§ Challenge
Determine how many lines hold "content" and give only that number.

>> start Data supplied

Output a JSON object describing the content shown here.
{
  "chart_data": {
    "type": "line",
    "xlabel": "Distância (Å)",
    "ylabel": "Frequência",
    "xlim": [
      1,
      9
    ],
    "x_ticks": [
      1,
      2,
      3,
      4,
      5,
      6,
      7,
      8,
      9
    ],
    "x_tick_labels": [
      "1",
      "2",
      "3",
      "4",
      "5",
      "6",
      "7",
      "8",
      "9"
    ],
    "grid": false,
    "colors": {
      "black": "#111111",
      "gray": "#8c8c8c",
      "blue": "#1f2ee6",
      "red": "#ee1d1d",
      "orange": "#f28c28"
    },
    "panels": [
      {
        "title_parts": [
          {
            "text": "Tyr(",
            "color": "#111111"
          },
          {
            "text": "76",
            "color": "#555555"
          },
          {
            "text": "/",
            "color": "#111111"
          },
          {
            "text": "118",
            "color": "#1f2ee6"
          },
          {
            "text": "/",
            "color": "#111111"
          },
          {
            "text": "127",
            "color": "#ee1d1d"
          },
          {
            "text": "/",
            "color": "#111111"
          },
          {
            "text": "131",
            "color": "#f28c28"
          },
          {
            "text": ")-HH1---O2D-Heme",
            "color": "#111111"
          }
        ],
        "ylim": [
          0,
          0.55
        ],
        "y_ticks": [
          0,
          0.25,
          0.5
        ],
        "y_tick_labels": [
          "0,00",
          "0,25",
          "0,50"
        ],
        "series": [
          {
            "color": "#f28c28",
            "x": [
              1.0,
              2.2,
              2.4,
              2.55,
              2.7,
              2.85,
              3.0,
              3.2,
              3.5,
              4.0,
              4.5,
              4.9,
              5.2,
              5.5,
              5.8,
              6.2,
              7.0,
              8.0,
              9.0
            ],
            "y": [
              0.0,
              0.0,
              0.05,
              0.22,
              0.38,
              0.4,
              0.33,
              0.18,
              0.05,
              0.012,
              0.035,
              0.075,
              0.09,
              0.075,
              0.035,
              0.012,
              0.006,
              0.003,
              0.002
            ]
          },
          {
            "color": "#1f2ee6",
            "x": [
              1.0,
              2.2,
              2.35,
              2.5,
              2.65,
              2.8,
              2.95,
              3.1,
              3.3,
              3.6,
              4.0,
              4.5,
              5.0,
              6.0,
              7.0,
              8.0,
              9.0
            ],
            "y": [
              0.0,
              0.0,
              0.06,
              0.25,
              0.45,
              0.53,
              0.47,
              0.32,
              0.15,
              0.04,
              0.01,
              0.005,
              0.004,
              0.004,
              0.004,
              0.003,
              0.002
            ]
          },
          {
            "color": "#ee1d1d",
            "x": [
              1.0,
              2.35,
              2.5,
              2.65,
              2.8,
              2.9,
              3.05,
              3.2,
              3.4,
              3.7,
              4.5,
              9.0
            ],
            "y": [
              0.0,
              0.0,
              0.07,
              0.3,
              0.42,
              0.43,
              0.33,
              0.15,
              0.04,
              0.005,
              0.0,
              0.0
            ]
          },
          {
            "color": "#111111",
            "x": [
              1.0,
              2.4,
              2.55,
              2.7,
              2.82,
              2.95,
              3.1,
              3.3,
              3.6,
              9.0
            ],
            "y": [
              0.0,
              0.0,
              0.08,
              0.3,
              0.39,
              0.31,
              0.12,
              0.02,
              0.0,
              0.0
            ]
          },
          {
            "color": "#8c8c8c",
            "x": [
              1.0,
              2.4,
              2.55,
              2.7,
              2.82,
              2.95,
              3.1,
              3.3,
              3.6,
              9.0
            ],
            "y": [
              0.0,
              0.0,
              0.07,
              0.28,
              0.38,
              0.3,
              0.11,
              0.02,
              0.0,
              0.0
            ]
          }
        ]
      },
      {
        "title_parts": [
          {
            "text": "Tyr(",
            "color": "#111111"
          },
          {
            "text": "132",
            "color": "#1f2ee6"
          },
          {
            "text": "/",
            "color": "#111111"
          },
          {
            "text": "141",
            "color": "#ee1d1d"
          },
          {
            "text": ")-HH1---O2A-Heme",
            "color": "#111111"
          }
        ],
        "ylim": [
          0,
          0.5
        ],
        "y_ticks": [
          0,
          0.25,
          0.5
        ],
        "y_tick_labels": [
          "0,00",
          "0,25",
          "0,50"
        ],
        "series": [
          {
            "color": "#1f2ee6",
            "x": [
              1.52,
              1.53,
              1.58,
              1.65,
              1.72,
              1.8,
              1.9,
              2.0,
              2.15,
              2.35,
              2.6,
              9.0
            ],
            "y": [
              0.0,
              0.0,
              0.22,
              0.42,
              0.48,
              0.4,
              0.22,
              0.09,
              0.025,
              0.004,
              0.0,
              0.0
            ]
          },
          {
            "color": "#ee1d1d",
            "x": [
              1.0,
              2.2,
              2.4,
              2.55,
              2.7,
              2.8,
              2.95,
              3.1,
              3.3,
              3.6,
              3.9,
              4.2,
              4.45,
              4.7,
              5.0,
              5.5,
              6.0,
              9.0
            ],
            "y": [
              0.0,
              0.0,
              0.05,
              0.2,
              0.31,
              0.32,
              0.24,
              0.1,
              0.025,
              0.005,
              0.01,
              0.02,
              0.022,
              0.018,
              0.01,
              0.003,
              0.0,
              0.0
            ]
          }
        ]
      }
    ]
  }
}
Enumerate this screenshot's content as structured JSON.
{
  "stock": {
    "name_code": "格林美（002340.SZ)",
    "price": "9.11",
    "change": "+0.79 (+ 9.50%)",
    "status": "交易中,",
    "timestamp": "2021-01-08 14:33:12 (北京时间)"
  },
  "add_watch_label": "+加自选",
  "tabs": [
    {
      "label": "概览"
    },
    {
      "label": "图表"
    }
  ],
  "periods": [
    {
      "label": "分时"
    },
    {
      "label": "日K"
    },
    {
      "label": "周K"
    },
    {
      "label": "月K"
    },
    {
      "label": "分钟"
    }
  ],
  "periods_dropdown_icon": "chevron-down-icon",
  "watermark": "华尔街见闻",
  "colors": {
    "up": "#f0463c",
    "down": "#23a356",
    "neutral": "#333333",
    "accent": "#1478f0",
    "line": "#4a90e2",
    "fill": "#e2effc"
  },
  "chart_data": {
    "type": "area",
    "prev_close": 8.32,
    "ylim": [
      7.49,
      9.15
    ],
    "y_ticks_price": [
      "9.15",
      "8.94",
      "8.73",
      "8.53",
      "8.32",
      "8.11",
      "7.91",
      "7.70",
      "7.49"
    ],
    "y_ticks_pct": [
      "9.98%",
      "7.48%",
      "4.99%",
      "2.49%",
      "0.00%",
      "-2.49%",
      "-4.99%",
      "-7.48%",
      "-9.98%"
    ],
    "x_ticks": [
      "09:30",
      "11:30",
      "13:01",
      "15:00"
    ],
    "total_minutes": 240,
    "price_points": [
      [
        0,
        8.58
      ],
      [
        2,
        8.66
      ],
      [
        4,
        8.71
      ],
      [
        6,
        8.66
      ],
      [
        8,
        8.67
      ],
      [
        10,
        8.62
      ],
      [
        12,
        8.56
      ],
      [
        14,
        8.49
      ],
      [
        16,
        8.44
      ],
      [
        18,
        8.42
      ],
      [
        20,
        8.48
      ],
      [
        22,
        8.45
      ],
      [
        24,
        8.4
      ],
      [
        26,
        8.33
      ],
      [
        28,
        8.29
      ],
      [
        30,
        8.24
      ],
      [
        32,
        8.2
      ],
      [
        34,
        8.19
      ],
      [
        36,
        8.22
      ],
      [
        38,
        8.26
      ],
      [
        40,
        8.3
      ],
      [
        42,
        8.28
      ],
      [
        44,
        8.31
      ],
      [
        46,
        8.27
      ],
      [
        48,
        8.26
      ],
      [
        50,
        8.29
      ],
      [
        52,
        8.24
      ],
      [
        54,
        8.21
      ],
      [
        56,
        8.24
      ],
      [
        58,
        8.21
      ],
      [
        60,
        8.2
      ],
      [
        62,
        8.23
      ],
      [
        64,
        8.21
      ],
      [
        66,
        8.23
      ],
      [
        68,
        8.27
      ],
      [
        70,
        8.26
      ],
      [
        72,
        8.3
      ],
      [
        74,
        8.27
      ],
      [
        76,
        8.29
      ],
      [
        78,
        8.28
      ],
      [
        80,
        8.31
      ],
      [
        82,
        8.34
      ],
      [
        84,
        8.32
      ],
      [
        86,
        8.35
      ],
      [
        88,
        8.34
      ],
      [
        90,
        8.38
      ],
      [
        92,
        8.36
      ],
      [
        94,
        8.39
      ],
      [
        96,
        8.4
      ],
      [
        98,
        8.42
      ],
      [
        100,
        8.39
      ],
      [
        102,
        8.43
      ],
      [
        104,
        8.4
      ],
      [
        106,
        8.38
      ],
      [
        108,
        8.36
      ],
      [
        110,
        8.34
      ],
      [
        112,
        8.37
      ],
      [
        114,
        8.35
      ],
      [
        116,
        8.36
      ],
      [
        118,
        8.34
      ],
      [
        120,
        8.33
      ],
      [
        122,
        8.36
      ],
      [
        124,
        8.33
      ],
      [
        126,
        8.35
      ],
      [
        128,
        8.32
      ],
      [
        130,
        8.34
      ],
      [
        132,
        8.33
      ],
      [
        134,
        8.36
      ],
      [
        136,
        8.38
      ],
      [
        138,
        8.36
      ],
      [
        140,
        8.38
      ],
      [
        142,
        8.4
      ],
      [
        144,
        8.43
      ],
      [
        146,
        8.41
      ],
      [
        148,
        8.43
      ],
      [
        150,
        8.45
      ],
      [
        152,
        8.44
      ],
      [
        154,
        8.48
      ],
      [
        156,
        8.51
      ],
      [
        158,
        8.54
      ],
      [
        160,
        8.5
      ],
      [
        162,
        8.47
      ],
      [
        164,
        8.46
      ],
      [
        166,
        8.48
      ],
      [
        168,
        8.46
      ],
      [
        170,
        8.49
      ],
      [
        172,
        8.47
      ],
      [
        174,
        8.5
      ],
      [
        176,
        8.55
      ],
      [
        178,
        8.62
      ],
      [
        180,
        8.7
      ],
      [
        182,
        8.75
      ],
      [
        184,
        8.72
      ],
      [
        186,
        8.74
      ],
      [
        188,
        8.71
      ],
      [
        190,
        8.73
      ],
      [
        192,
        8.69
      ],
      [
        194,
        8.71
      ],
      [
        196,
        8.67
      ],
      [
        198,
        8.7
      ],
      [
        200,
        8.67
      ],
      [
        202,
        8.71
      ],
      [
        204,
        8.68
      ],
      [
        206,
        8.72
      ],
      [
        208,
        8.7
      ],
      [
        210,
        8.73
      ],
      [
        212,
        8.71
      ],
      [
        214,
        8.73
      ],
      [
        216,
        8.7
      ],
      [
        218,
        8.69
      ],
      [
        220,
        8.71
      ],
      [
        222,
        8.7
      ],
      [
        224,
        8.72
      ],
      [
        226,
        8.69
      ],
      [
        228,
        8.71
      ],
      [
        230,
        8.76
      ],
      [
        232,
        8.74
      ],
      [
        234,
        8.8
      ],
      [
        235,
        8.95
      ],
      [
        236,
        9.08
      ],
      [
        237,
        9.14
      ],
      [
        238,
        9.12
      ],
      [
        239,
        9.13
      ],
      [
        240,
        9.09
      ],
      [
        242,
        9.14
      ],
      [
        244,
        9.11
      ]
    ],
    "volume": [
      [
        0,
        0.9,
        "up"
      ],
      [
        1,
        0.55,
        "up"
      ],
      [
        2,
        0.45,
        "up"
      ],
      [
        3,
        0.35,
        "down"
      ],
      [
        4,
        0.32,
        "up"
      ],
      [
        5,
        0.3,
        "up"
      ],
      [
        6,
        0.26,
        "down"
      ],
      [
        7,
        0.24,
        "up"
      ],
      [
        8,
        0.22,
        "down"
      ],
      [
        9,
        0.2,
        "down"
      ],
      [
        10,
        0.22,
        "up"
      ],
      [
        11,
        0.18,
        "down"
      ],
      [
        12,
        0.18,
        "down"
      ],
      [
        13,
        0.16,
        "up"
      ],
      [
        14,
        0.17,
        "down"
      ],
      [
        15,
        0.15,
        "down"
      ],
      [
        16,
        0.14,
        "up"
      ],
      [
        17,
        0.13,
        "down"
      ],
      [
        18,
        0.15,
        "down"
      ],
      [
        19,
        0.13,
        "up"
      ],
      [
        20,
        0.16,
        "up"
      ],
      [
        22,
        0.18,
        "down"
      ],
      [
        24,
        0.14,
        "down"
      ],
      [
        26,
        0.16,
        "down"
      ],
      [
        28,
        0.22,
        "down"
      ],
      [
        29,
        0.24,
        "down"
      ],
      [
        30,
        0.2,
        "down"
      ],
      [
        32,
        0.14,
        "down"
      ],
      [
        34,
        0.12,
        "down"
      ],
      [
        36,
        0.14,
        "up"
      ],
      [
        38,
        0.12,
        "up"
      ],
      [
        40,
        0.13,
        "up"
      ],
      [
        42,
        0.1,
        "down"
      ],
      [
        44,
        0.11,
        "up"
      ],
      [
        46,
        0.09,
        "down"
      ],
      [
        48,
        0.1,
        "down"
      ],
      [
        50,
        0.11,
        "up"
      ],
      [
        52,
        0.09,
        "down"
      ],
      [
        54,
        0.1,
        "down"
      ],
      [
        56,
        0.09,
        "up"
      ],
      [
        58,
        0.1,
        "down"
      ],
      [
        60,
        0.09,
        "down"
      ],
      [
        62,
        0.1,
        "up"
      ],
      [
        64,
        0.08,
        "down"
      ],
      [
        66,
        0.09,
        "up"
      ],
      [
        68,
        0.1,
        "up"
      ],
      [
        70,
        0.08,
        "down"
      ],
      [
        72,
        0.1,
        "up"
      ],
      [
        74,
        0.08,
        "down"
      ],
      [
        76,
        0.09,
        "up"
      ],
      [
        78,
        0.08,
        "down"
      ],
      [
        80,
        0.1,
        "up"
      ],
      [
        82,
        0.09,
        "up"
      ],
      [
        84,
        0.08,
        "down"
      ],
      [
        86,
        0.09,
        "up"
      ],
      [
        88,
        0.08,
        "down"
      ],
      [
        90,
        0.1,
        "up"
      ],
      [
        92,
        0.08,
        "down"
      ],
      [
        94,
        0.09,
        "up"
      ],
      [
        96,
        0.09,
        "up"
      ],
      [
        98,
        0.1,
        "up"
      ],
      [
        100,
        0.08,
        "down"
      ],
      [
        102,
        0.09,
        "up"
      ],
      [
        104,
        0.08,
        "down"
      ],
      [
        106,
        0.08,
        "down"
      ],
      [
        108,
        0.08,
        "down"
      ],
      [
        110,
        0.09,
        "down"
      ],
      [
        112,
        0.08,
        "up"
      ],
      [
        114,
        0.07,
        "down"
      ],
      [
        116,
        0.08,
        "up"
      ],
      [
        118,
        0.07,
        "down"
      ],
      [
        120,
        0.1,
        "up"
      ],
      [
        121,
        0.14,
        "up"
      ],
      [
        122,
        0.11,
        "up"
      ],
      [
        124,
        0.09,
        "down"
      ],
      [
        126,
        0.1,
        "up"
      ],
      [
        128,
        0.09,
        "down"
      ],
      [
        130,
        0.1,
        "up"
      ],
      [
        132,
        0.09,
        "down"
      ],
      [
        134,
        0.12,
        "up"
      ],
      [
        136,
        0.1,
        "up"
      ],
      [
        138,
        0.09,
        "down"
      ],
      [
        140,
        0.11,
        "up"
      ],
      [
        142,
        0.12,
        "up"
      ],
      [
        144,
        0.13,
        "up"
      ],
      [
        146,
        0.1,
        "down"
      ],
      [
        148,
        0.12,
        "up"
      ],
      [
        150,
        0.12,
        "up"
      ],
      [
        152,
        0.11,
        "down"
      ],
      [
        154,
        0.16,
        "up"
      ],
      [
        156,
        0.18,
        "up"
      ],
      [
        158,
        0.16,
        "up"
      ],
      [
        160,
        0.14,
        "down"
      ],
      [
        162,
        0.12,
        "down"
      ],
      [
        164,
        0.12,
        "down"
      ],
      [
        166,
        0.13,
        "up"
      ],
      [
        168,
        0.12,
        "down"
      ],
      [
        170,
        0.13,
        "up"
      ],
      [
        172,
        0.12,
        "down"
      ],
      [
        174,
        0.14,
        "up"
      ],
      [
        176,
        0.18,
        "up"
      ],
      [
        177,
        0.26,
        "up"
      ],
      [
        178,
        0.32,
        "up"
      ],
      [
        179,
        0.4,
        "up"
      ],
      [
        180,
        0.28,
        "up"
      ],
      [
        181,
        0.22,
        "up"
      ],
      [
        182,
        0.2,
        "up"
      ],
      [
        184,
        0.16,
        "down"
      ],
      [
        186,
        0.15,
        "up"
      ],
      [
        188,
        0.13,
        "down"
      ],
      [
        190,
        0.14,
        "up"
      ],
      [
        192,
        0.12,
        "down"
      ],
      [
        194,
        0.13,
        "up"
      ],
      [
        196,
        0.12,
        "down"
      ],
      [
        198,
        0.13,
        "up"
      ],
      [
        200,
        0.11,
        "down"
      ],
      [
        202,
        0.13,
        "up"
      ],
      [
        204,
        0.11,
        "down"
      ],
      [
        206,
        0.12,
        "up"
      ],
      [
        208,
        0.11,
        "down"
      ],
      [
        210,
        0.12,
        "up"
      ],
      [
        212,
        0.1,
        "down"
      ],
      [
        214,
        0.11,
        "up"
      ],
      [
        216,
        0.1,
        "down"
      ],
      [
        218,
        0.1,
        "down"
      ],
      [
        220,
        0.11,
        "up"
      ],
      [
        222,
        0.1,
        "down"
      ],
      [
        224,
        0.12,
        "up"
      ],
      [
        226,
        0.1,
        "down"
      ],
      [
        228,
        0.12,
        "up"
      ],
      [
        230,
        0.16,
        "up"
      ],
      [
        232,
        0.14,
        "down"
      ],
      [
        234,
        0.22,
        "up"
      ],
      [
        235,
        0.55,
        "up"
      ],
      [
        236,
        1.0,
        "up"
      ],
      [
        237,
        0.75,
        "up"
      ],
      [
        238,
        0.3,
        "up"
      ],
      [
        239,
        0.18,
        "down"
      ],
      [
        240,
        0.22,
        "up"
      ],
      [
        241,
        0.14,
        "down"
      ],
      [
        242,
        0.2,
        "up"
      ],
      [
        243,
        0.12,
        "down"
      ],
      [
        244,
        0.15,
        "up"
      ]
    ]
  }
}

>> end Data supplied

§ Task solution
2